# [Problem requirements]
Copy all lines that contain the word "Vacancy".

# [Raw data]
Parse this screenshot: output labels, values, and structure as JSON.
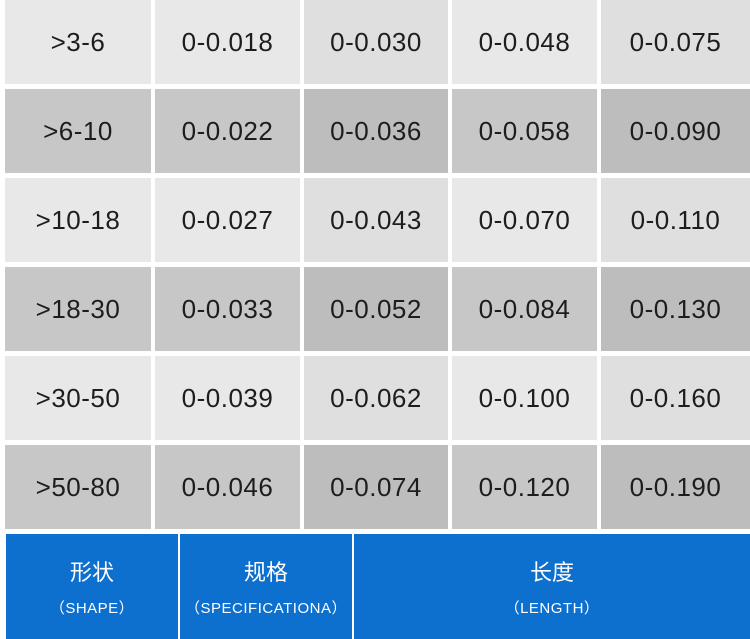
{
  "table": {
    "rows": [
      {
        "shape": ">3-6",
        "values": [
          "0-0.018",
          "0-0.030",
          "0-0.048",
          "0-0.075"
        ]
      },
      {
        "shape": ">6-10",
        "values": [
          "0-0.022",
          "0-0.036",
          "0-0.058",
          "0-0.090"
        ]
      },
      {
        "shape": ">10-18",
        "values": [
          "0-0.027",
          "0-0.043",
          "0-0.070",
          "0-0.110"
        ]
      },
      {
        "shape": ">18-30",
        "values": [
          "0-0.033",
          "0-0.052",
          "0-0.084",
          "0-0.130"
        ]
      },
      {
        "shape": ">30-50",
        "values": [
          "0-0.039",
          "0-0.062",
          "0-0.100",
          "0-0.160"
        ]
      },
      {
        "shape": ">50-80",
        "values": [
          "0-0.046",
          "0-0.074",
          "0-0.120",
          "0-0.190"
        ]
      }
    ]
  },
  "footer": {
    "shape_cn": "形状",
    "shape_en": "（SHAPE）",
    "spec_cn": "规格",
    "spec_en": "（SPECIFICATIONA）",
    "length_cn": "长度",
    "length_en": "（LENGTH）"
  },
  "colors": {
    "footer_bg": "#0d6fce",
    "row_light": "#e8e8e8",
    "row_dark": "#c7c7c7"
  }
}
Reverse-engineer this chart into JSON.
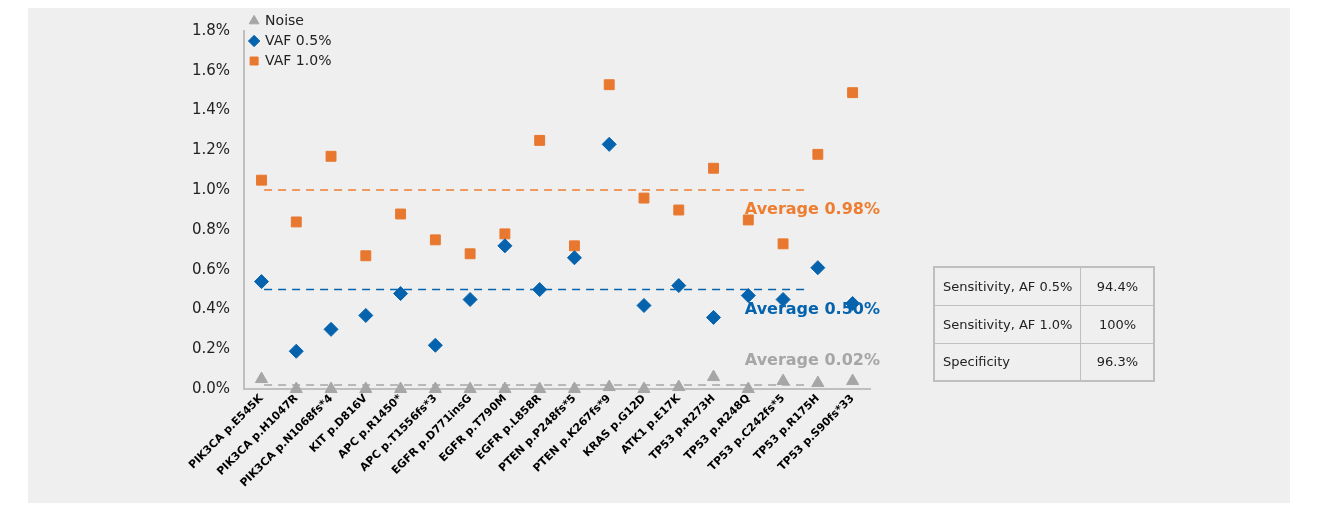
{
  "chart_data": {
    "type": "scatter",
    "categories": [
      "PIK3CA p.E545K",
      "PIK3CA p.H1047R",
      "PIK3CA p.N1068fs*4",
      "KIT p.D816V",
      "APC p.R1450*",
      "APC p.T1556fs*3",
      "EGFR p.D771insG",
      "EGFR p.T790M",
      "EGFR p.L858R",
      "PTEN p.P248fs*5",
      "PTEN p.K267fs*9",
      "KRAS p.G12D",
      "ATK1 p.E17K",
      "TP53 p.R273H",
      "TP53 p.R248Q",
      "TP53 p.C242fs*5",
      "TP53 p.R175H",
      "TP53 p.S90fs*33"
    ],
    "series": [
      {
        "name": "Noise",
        "color": "#a6a6a6",
        "marker": "triangle",
        "values": [
          0.05,
          0,
          0,
          0,
          0,
          0,
          0,
          0,
          0,
          0,
          0.01,
          0,
          0.01,
          0.06,
          0,
          0.04,
          0.03,
          0.04
        ]
      },
      {
        "name": "VAF 0.5%",
        "color": "#0563ae",
        "marker": "diamond",
        "values": [
          0.54,
          0.19,
          0.3,
          0.37,
          0.48,
          0.22,
          0.45,
          0.72,
          0.5,
          0.66,
          1.23,
          0.42,
          0.52,
          0.36,
          0.47,
          0.45,
          0.61,
          0.43
        ]
      },
      {
        "name": "VAF 1.0%",
        "color": "#e8782f",
        "marker": "square",
        "values": [
          1.05,
          0.84,
          1.17,
          0.67,
          0.88,
          0.75,
          0.68,
          0.78,
          1.25,
          0.72,
          1.53,
          0.96,
          0.9,
          1.11,
          0.85,
          0.73,
          1.18,
          1.49
        ]
      }
    ],
    "ylim": [
      0,
      1.8
    ],
    "yticks": [
      {
        "value": 0,
        "label": "0.0%"
      },
      {
        "value": 0.2,
        "label": "0.2%"
      },
      {
        "value": 0.4,
        "label": "0.4%"
      },
      {
        "value": 0.6,
        "label": "0.6%"
      },
      {
        "value": 0.8,
        "label": "0.8%"
      },
      {
        "value": 1.0,
        "label": "1.0%"
      },
      {
        "value": 1.2,
        "label": "1.2%"
      },
      {
        "value": 1.4,
        "label": "1.4%"
      },
      {
        "value": 1.6,
        "label": "1.6%"
      },
      {
        "value": 1.8,
        "label": "1.8%"
      }
    ],
    "ref_lines": [
      {
        "axis": "y",
        "value": 1.0,
        "label": "Average 0.98%",
        "color": "#ed7d31",
        "line_style": "dashed"
      },
      {
        "axis": "y",
        "value": 0.5,
        "label": "Average 0.50%",
        "color": "#0563ae",
        "line_style": "dashed"
      },
      {
        "axis": "y",
        "value": 0.02,
        "label": "Average 0.02%",
        "color": "#a6a6a6",
        "line_style": "dashed"
      }
    ],
    "annotations": [
      "Sensitivity, AF 0.5%",
      "94.4%",
      "Sensitivity, AF 1.0%",
      "100%",
      "Specificity",
      "96.3%"
    ],
    "legend": "top left",
    "grid": false
  }
}
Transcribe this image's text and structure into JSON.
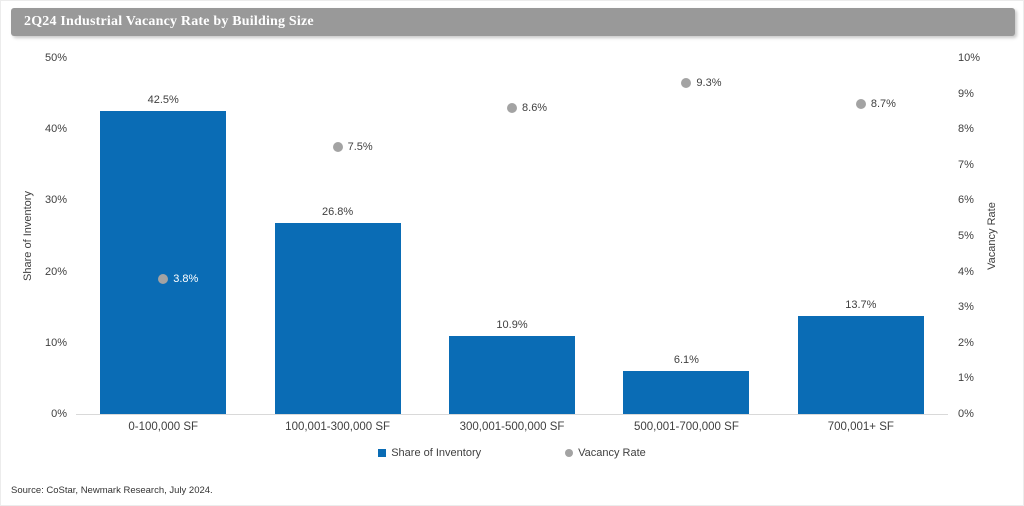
{
  "title": "2Q24 Industrial Vacancy Rate by Building Size",
  "source": "Source: CoStar, Newmark Research, July 2024.",
  "colors": {
    "title_bg": "#999999",
    "bar": "#0a6cb5",
    "dot": "#a3a3a3",
    "on_bar_label": "#ffffff",
    "axis_line": "#d9d9d9",
    "text": "#404040"
  },
  "chart_data": {
    "type": "bar",
    "subtype": "combo-bar-scatter-dual-axis",
    "title": "2Q24 Industrial Vacancy Rate by Building Size",
    "categories": [
      "0-100,000 SF",
      "100,001-300,000 SF",
      "300,001-500,000 SF",
      "500,001-700,000 SF",
      "700,001+ SF"
    ],
    "series": [
      {
        "name": "Share of Inventory",
        "type": "bar",
        "axis": "left",
        "values": [
          42.5,
          26.8,
          10.9,
          6.1,
          13.7
        ],
        "labels": [
          "42.5%",
          "26.8%",
          "10.9%",
          "6.1%",
          "13.7%"
        ]
      },
      {
        "name": "Vacancy Rate",
        "type": "scatter",
        "axis": "right",
        "values": [
          3.8,
          7.5,
          8.6,
          9.3,
          8.7
        ],
        "labels": [
          "3.8%",
          "7.5%",
          "8.6%",
          "9.3%",
          "8.7%"
        ]
      }
    ],
    "left_axis": {
      "label": "Share of Inventory",
      "min": 0,
      "max": 50,
      "step": 10,
      "unit": "%"
    },
    "right_axis": {
      "label": "Vacancy Rate",
      "min": 0,
      "max": 10,
      "step": 1,
      "unit": "%"
    },
    "grid": "off",
    "legend_position": "bottom"
  }
}
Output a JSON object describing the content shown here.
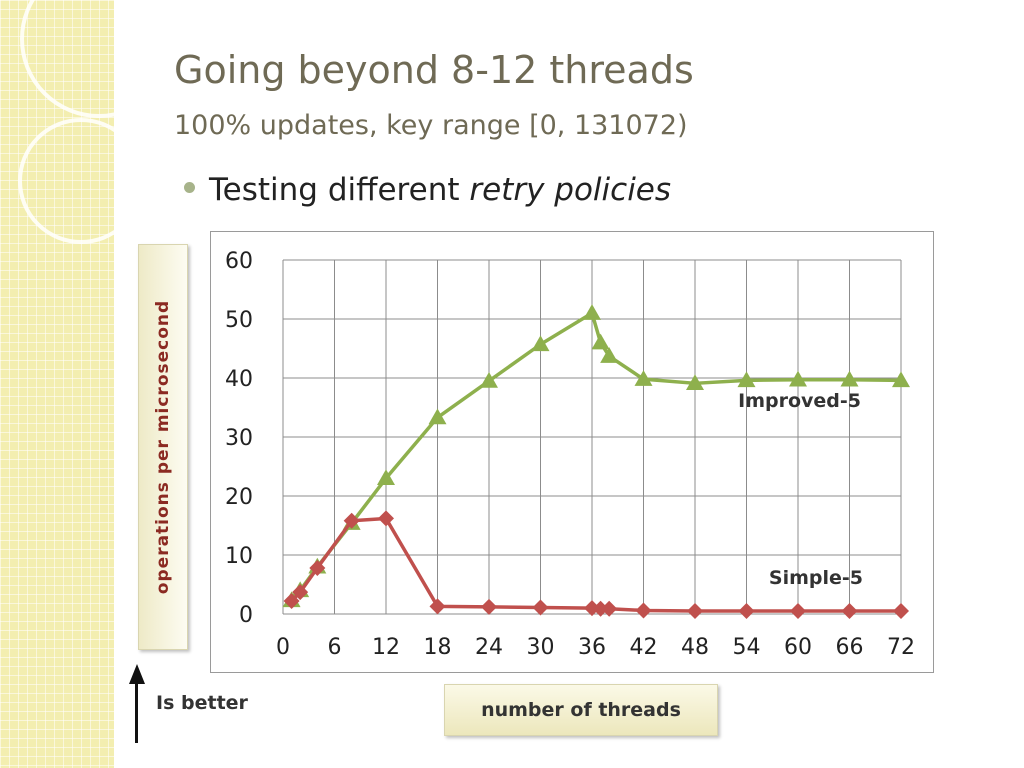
{
  "slide": {
    "title": "Going beyond 8-12 threads",
    "subtitle": "100% updates, key range [0, 131072)",
    "bullet": {
      "text_plain": "Testing different ",
      "text_italic": "retry policies"
    },
    "better_label": "Is better",
    "accent_color": "#6f6a55",
    "strip_color": "#f3eeb0"
  },
  "chart_data": {
    "type": "line",
    "title": "",
    "xlabel": "number of threads",
    "ylabel": "operations per microsecond",
    "xlim": [
      0,
      72
    ],
    "ylim": [
      0,
      60
    ],
    "x_ticks": [
      0,
      6,
      12,
      18,
      24,
      30,
      36,
      42,
      48,
      54,
      60,
      66,
      72
    ],
    "y_ticks": [
      0,
      10,
      20,
      30,
      40,
      50,
      60
    ],
    "grid": true,
    "series": [
      {
        "name": "Improved-5",
        "color": "#8eb04d",
        "marker": "triangle",
        "x": [
          1,
          2,
          4,
          8,
          12,
          18,
          24,
          30,
          36,
          37,
          38,
          42,
          48,
          54,
          60,
          66,
          72
        ],
        "y": [
          2.3,
          4,
          8,
          15.4,
          23,
          33.3,
          39.5,
          45.7,
          51,
          46,
          43.7,
          39.8,
          39.1,
          39.6,
          39.7,
          39.7,
          39.6
        ]
      },
      {
        "name": "Simple-5",
        "color": "#c0504d",
        "marker": "diamond",
        "x": [
          1,
          2,
          4,
          8,
          12,
          18,
          24,
          30,
          36,
          37,
          38,
          42,
          48,
          54,
          60,
          66,
          72
        ],
        "y": [
          2.2,
          3.7,
          7.8,
          15.8,
          16.2,
          1.3,
          1.2,
          1.1,
          1.0,
          0.9,
          0.9,
          0.6,
          0.5,
          0.5,
          0.5,
          0.5,
          0.5
        ]
      }
    ]
  }
}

# [Output of the exercise]
  "title": "2Q24 Industrial Vacancy Rate by Building Size",
    "title": "2Q24 Industrial Vacancy Rate by Building Size",
        "name": "Vacancy Rate",
      "label": "Vacancy Rate",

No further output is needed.